| WHAT YOU SHOULD DO |
Go over the entries below line by line, copying each one that contains the word "高尚的谎言".

| EXTRACTED RECORDS |

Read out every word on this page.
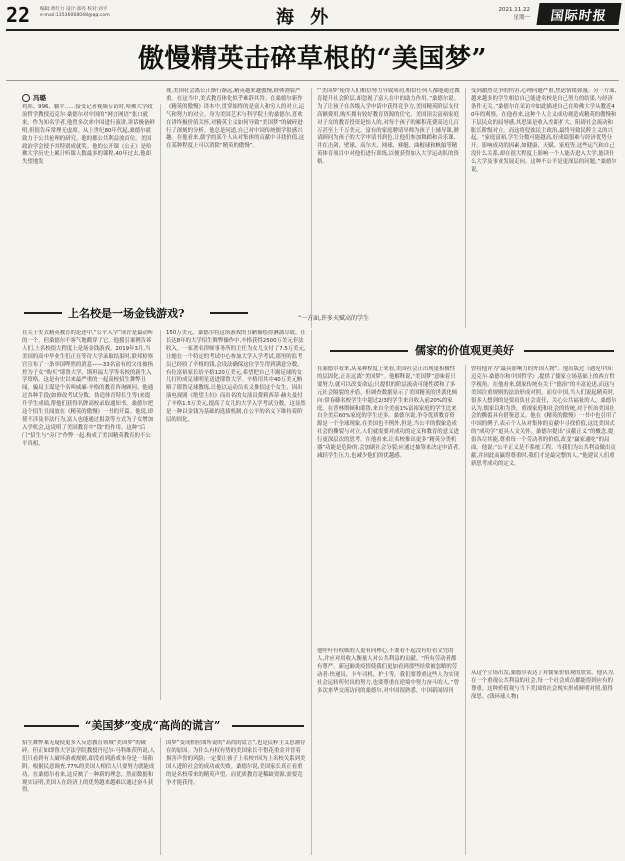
22 编辑:黄红力 设计:郑亮 校对:刘平
e-mail:13536068048@qq.com	海 外	2021.11.22
星期一	国际时报
傲慢精英击碎草根的“美国梦”
冯璐
鸡娃、996、躺平……接受记者视频专访时,哈佛大学政治哲学教授迈克尔·桑德尔对中国的“网言网语”张口就来。作为知名学者,他曾多次来中国进行演讲,讲话极备鲜明,但很告斥常理无虚席。从上世纪80年代起,桑德尔就致力于公共伦理的研究。他的都公共利益放首位。美国政治学会授予其特别成就奖。他的公开课《公正》是哈佛大学历史上累计听课人数最多的课程,40年过去,他却失望地发
现,美国社会离公正渐行渐远,精英越来越傲慢,群体割裂严重。在这当中,美式教育体化似乎难辞其咎。在桑德尔新作《精英的傲慢》译本中,贯穿始终的是富人和穷人的对立,运气和努力的对立。身为美国艺术与科学院士的桑德尔,喜欢在讲终极价值关怀,对精英主义如何导致“美国梦”的破碎进行了深刻的分析。他总是问道,自己对中国传统儒学很感兴趣。在他看来,儒学的某个人从对集体的贡献中寻找价值,这在某种程度上可以消除“精英的傲慢”。
“‘美国梦’使得人们相信努力导致成功,相信任何人都能通过教育提升社会阶层,却忽视了富人在中的助力作用。”桑德尔说。为了让孩子在各级入学申请中获得竞争力,美国精英阶层支付高额费用,购买拥有较好教育资源的住宅。美国顶尖富裕家庭对子女的教育投资是惊人的,对每个孩子的累积花费高达几百万甚至上千万美元。富有的家庭聘请导师为孩子上辅导课,聘请顾问为孩子的大学申请书润色,让他们参加舞蹈和音乐课,并在击剑、壁球、高尔夫、网球、赛艇、曲棍球和帆船等精英体育项目中对他们进行训练,以便获得加入大学运动队的资格。
“一方面,许多天赋高的学生
受到激烈竞争的伤害,心理问题严重,焦虑情绪弥漫。另一方面,越来越多的学生相信自己能进名校是自己努力的结果,与经济条件无关。”桑德尔在采访中如此描述自己在哈佛大学从教近40年的观察。在他看来,这种个人主义成功观造成精英的傲慢和下层民众的屈辱感,其思果是收入差距扩大、阻碍社会流动和胀长阶级对立。而这将侵蚀民主政治,最终导致民粹主义的兴起。“家庭富裕,学生分数可能越高,好成绩很难与经济优势分开。影响成功的因素,如健康、天赋、家庭等,这些运气和自己没什么关系,却在很大程度上影响一个人能否进入大学,能读什么大学及事业发展走向。这种不公平是更深层的问题。”桑德尔说。
上名校是一场金钱游戏?
儒家的价值观更美好
在关于美式精英教育的论述中,“公平入学”成许是最动听的一个。但桑德尔不客气地戳穿了它。他援引案例告诉人们,上名校很大程度上是场金钱游戏。2019年3月,当美国的高中毕业生们正在等待大学录取结果时,联邦检察官宣布了一条举国哗然的消息——33名富有的父母被指控为子女“购买”耶鲁大学、斯坦福大学等名校的新生入学资格。这是有史以来最严重的一起高校招生舞弊丑闻。骗局主谋是个名叫威廉·辛格的教育咨询顾问。他通过各种手段(如修改考试分数、伪造体育特长生等)来提升学生成绩,帮他们获得名牌高校录取通知书。桑德尔把这个招生丑闻放在《精英的傲慢》一书的开篇。他说,即使不涉及非法行为,富人也能通过捐款等方式为子女增加入学机会,这说明了美国教育中“钱”的作用。这种“后门”招生与“旁门”作弊一起,构成了美国精英教育的不公平真相。
150万美元。桑德尔将这场游戏的丑陋描绘得淋漓尽致。在长达8年的大学招生舞弊操作中,辛格获得2500万美元非法收入。一家著名律师事务所的主任为女儿支付了7.5万美元,让她在一个特定的考试中心参加大学入学考试,那里的监考员已经收了辛格的钱,会设法确保这位学生得到满意分数。有位富裕家长给辛格120万美元,希望把自己不踢足球的女儿打扮成足球明星送进耶鲁大学。辛格用其中40万美元贿赂了耶鲁足球教练,让他以运动员名义推招这个女生。因出演电视剧《绝望主妇》而出名的女演员费莉西蒂·赫夫曼付了辛格1.5万美元,提高了女儿的大学入学考试分数。这显然是一种以金钱为基础的选拔机制,在公平的名义下维持着阶层的固化。
在桑德尔看来,从某种程度上来看,美国社会正出现更积极性的层固化,正在远离“美国梦”。他解释说,“美国梦”意味着只要努力,就可以改变命运;只提供的阶层流动可能性缓和了多元社会隔裂的矛盾。但调查数据显示了美国精英的世袭化倾向:常春藤名校学生中超过2/3的学生来自收入前20%的家庭。在普林斯顿和耶鲁,来自全美前1%富裕家庭的学生比来自全美后60%家庭的学生还多。桑德尔说,争夺优质教育资源是一个全球现象,在美国也不例外,但是,当公平的假象造成社会的撕裂与对立,人们就需要对成功的定义和教育的意义进行更深层次的思考。在他看来,让名校推出更多“精英分类机器”功能是危险的,会加剧社会分裂;应通过抽签来决定申请者,减轻学生压力,也减少他们的优越感。
曾将他评为“最具影响力的外国人物”。他出版过《遇见中国:迈克尔·桑德尔和中国哲学》,提供了儒家立场基础上的西方哲学视角。在他看来,儒家传统有关于“德治”的丰富论述,而这与美国注重规则的法治形成对照。而在中国,当人们说起精英时,很多人想到的是要肩负社会责任、关心公共福祉的人。桑德尔认为,儒家以和为贵、重视家庭和社会的传统,对于医治美国社会的撕裂具有借鉴意义。他在《精英的傲慢》一书中也引用了中国的例子,表示个人从对集体的贡献中寻找价值,这比美国式的“成功学”更具人文关怀。桑德尔提出“贡献正义”的概念,提倡各尽其能,尊重每一个劳动者的价值,改变“赢家通吃”的局面。他说:“公平正义是不系统工程。当我们为公共利益做出贡献,并因此而赢得尊重时,我们才是最完整的人。”他建议人们重新思考成功的定义。
“美国梦”变成“高尚的谎言”
招生舞弊案无疑使更多人反思教育领域“美国梦”的破碎。但正如即鲁大学法学院教授丹尼尔·马科维茨所说,人们只看到有人破坏游戏规则,却没看到游戏本身是一场陷阱。根据民意调查,77%的美国人相信人只要努力就能成功。在桑德尔看来,这反映了一种新的理念。然而数据和现实证明,美国人在经济上的优势越来越难以通过奋斗获得。
国梦”变成柏拉图所说的“高尚的谎言”,也是民粹主义思潮存在的原因。为什么有权有势的美国家长不惜花重金并冒着损害声誉的风险,一定要让孩子上名校?因为上名校关系到美国人进阶社会的成功或失败。桑德尔说,美国家长真正看重的是名校带来的精英声望。而优质教育是稀缺资源,需要竞争才能获得。
他呼吁有权威的人更有同理心,不要看不起没有好看文凭的人,并应对用收入衡量人对公共利益的贡献。“所有劳动者都有尊严。新冠肺炎疫情使我们更加看到那些经常被忽略的劳动者:快递员、卡车司机、护士等。我们要尊重这些人为实现社会运转所付出的努力,也要尊重在逆境中努力奋斗的人。”曾多次来华交流访问的桑德尔,对中国很熟悉。中国新闻周刊
从这个立场出发,桑德尔表达了对儒家价值观的欣赏。他认为,在一个重视公共利益的社会,每一个社会成员都能得到应有的尊重。这种价值观与当下美国的社会现实形成鲜明对照,值得深思。(钱环球人物)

| RESPONSE |
“美国梦”变成“高尚的谎言”
国梦”变成柏拉图所说的“高尚的谎言”,也是民粹主义思潮存在的原因。为什么有权有势的美国家长不惜花重金并冒着损害声誉的风险,一定要让孩子上名校?因为上名校关系到美国人进阶社会的成功或失败。桑德尔说,美国家长真正看重的是名校带来的精英声望。而优质教育是稀缺资源,需要竞争才能获得。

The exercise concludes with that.